Could the listing be repeated exactly, with every picture dropped?
━━ EXTRACTED ENTRIES ━━
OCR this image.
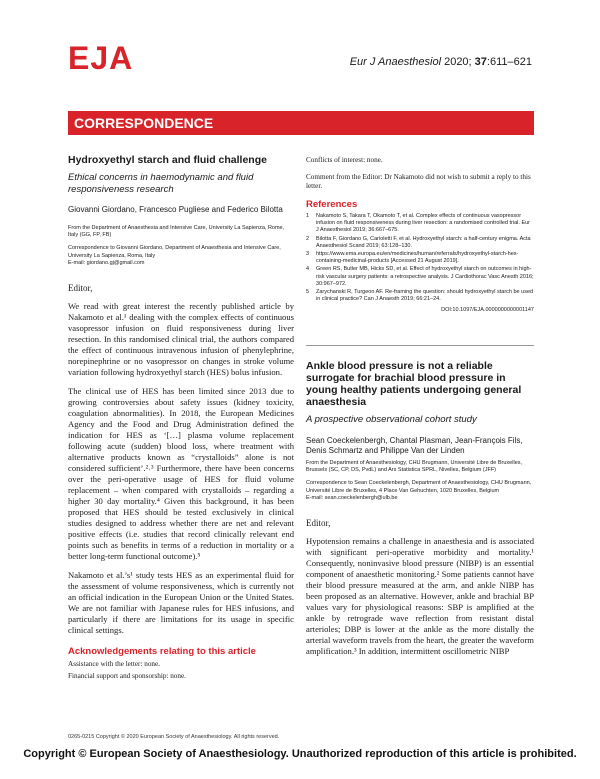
EJA	Eur J Anaesthesiol 2020; 37:611–621
CORRESPONDENCE

Hydroxyethyl starch and fluid challenge

Ethical concerns in haemodynamic and fluid responsiveness research

Giovanni Giordano, Francesco Pugliese and Federico Bilotta

From the Department of Anaesthesia and Intensive Care, University La Sapienza, Rome, Italy (GG, FP, FB)

Correspondence to Giovanni Giordano, Department of Anaesthesia and Intensive Care, University La Sapienza, Roma, Italy
E-mail: giordano.gj@gmail.com

Editor,

We read with great interest the recently published article by Nakamoto et al.¹ dealing with the complex effects of continuous vasopressor infusion on fluid responsiveness during liver resection. In this randomised clinical trial, the authors compared the effect of continuous intravenous infusion of phenylephrine, norepinephrine or no vasopressor on changes in stroke volume variation following hydroxyethyl starch (HES) bolus infusion.

The clinical use of HES has been limited since 2013 due to growing controversies about safety issues (kidney toxicity, coagulation abnormalities). In 2018, the European Medicines Agency and the Food and Drug Administration defined the indication for HES as ‘[…] plasma volume replacement following acute (sudden) blood loss, where treatment with alternative products known as “crystalloids” alone is not considered sufficient’.²˒³ Furthermore, there have been concerns over the peri-operative usage of HES for fluid volume replacement – when compared with crystalloids – regarding a higher 30 day mortality.⁴ Given this background, it has been proposed that HES should be tested exclusively in clinical studies designed to address whether there are net and relevant positive effects (i.e. studies that record clinically relevant end points such as benefits in terms of a reduction in mortality or a better long-term functional outcome).⁵

Nakamoto et al.’s¹ study tests HES as an experimental fluid for the assessment of volume responsiveness, which is currently not an official indication in the European Union or the United States. We are not familiar with Japanese rules for HES infusions, and particularly if there are limitations for its usage in specific clinical settings.

Acknowledgements relating to this article

Assistance with the letter: none.

Financial support and sponsorship: none.

Conflicts of interest: none.

Comment from the Editor: Dr Nakamoto did not wish to submit a reply to this letter.

References

1	Nakamoto S, Takara T, Okamoto T, et al. Complex effects of continuous vasopressor infusion on fluid responsiveness during liver resection: a randomised controlled trial. Eur J Anaesthesiol 2019; 36:667–675.
2	Bilotta F, Giordano G, Carioletti F, et al. Hydroxyethyl starch: a half-century enigma. Acta Anaesthesiol Scand 2019; 63:128–130.
3	https://www.ema.europa.eu/en/medicines/human/referrals/hydroxyethyl-starch-hes-containing-medicinal-products [Accessed 21 August 2019].
4	Green RS, Butler MB, Hicks SD, et al. Effect of hydroxyethyl starch on outcomes in high-risk vascular surgery patients: a retrospective analysis. J Cardiothorac Vasc Anesth 2016; 30:967–972.
5	Zarychanski R, Turgeon AF. Re-framing the question: should hydroxyethyl starch be used in clinical practice? Can J Anaesth 2019; 66:21–24.

DOI:10.1097/EJA.0000000000001147

Ankle blood pressure is not a reliable surrogate for brachial blood pressure in young healthy patients undergoing general anaesthesia

A prospective observational cohort study

Sean Coeckelenbergh, Chantal Plasman, Jean-François Fils, Denis Schmartz and Philippe Van der Linden

From the Department of Anaesthesiology, CHU Brugmann, Université Libre de Bruxelles, Brussels (SC, CP, DS, PvdL) and Ars Statistica SPRL, Nivelles, Belgium (JFF)

Correspondence to Sean Coeckelenbergh, Department of Anaesthesiology, CHU Brugmann, Université Libre de Bruxelles, 4 Place Van Gehuchten, 1020 Bruxelles, Belgium
E-mail: sean.coeckelenbergh@ulb.be

Editor,

Hypotension remains a challenge in anaesthesia and is associated with significant peri-operative morbidity and mortality.¹ Consequently, noninvasive blood pressure (NIBP) is an essential component of anaesthetic monitoring.² Some patients cannot have their blood pressure measured at the arm, and ankle NIBP has been proposed as an alternative. However, ankle and brachial BP values vary for physiological reasons: SBP is amplified at the ankle by retrograde wave reflection from resistant distal arterioles; DBP is lower at the ankle as the more distally the arterial waveform travels from the heart, the greater the waveform amplification.³ In addition, intermittent oscillometric NIBP

0265-0215 Copyright © 2020 European Society of Anaesthesiology. All rights reserved.
Copyright © European Society of Anaesthesiology. Unauthorized reproduction of this article is prohibited.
━━━
OUTPUT OF THE EXERCISE »
OCR this image.
EJA	Eur J Anaesthesiol 2020; 37:611–621
CORRESPONDENCE

Hydroxyethyl starch and fluid challenge

Ethical concerns in haemodynamic and fluid responsiveness research

Giovanni Giordano, Francesco Pugliese and Federico Bilotta

From the Department of Anaesthesia and Intensive Care, University La Sapienza, Rome, Italy (GG, FP, FB)

Correspondence to Giovanni Giordano, Department of Anaesthesia and Intensive Care, University La Sapienza, Roma, Italy
E-mail: giordano.gj@gmail.com

Editor,

We read with great interest the recently published article by Nakamoto et al.¹ dealing with the complex effects of continuous vasopressor infusion on fluid responsiveness during liver resection. In this randomised clinical trial, the authors compared the effect of continuous intravenous infusion of phenylephrine, norepinephrine or no vasopressor on changes in stroke volume variation following hydroxyethyl starch (HES) bolus infusion.

The clinical use of HES has been limited since 2013 due to growing controversies about safety issues (kidney toxicity, coagulation abnormalities). In 2018, the European Medicines Agency and the Food and Drug Administration defined the indication for HES as ‘[…] plasma volume replacement following acute (sudden) blood loss, where treatment with alternative products known as “crystalloids” alone is not considered sufficient’.²˒³ Furthermore, there have been concerns over the peri-operative usage of HES for fluid volume replacement – when compared with crystalloids – regarding a higher 30 day mortality.⁴ Given this background, it has been proposed that HES should be tested exclusively in clinical studies designed to address whether there are net and relevant positive effects (i.e. studies that record clinically relevant end points such as benefits in terms of a reduction in mortality or a better long-term functional outcome).⁵

Nakamoto et al.’s¹ study tests HES as an experimental fluid for the assessment of volume responsiveness, which is currently not an official indication in the European Union or the United States. We are not familiar with Japanese rules for HES infusions, and particularly if there are limitations for its usage in specific clinical settings.

Acknowledgements relating to this article

Assistance with the letter: none.

Financial support and sponsorship: none.

Conflicts of interest: none.

Comment from the Editor: Dr Nakamoto did not wish to submit a reply to this letter.

References

1	Nakamoto S, Takara T, Okamoto T, et al. Complex effects of continuous vasopressor infusion on fluid responsiveness during liver resection: a randomised controlled trial. Eur J Anaesthesiol 2019; 36:667–675.
2	Bilotta F, Giordano G, Carioletti F, et al. Hydroxyethyl starch: a half-century enigma. Acta Anaesthesiol Scand 2019; 63:128–130.
3	https://www.ema.europa.eu/en/medicines/human/referrals/hydroxyethyl-starch-hes-containing-medicinal-products [Accessed 21 August 2019].
4	Green RS, Butler MB, Hicks SD, et al. Effect of hydroxyethyl starch on outcomes in high-risk vascular surgery patients: a retrospective analysis. J Cardiothorac Vasc Anesth 2016; 30:967–972.
5	Zarychanski R, Turgeon AF. Re-framing the question: should hydroxyethyl starch be used in clinical practice? Can J Anaesth 2019; 66:21–24.

DOI:10.1097/EJA.0000000000001147

Ankle blood pressure is not a reliable surrogate for brachial blood pressure in young healthy patients undergoing general anaesthesia

A prospective observational cohort study

Sean Coeckelenbergh, Chantal Plasman, Jean-François Fils, Denis Schmartz and Philippe Van der Linden

From the Department of Anaesthesiology, CHU Brugmann, Université Libre de Bruxelles, Brussels (SC, CP, DS, PvdL) and Ars Statistica SPRL, Nivelles, Belgium (JFF)

Correspondence to Sean Coeckelenbergh, Department of Anaesthesiology, CHU Brugmann, Université Libre de Bruxelles, 4 Place Van Gehuchten, 1020 Bruxelles, Belgium
E-mail: sean.coeckelenbergh@ulb.be

Editor,

Hypotension remains a challenge in anaesthesia and is associated with significant peri-operative morbidity and mortality.¹ Consequently, noninvasive blood pressure (NIBP) is an essential component of anaesthetic monitoring.² Some patients cannot have their blood pressure measured at the arm, and ankle NIBP has been proposed as an alternative. However, ankle and brachial BP values vary for physiological reasons: SBP is amplified at the ankle by retrograde wave reflection from resistant distal arterioles; DBP is lower at the ankle as the more distally the arterial waveform travels from the heart, the greater the waveform amplification.³ In addition, intermittent oscillometric NIBP

0265-0215 Copyright © 2020 European Society of Anaesthesiology. All rights reserved.
Copyright © European Society of Anaesthesiology. Unauthorized reproduction of this article is prohibited.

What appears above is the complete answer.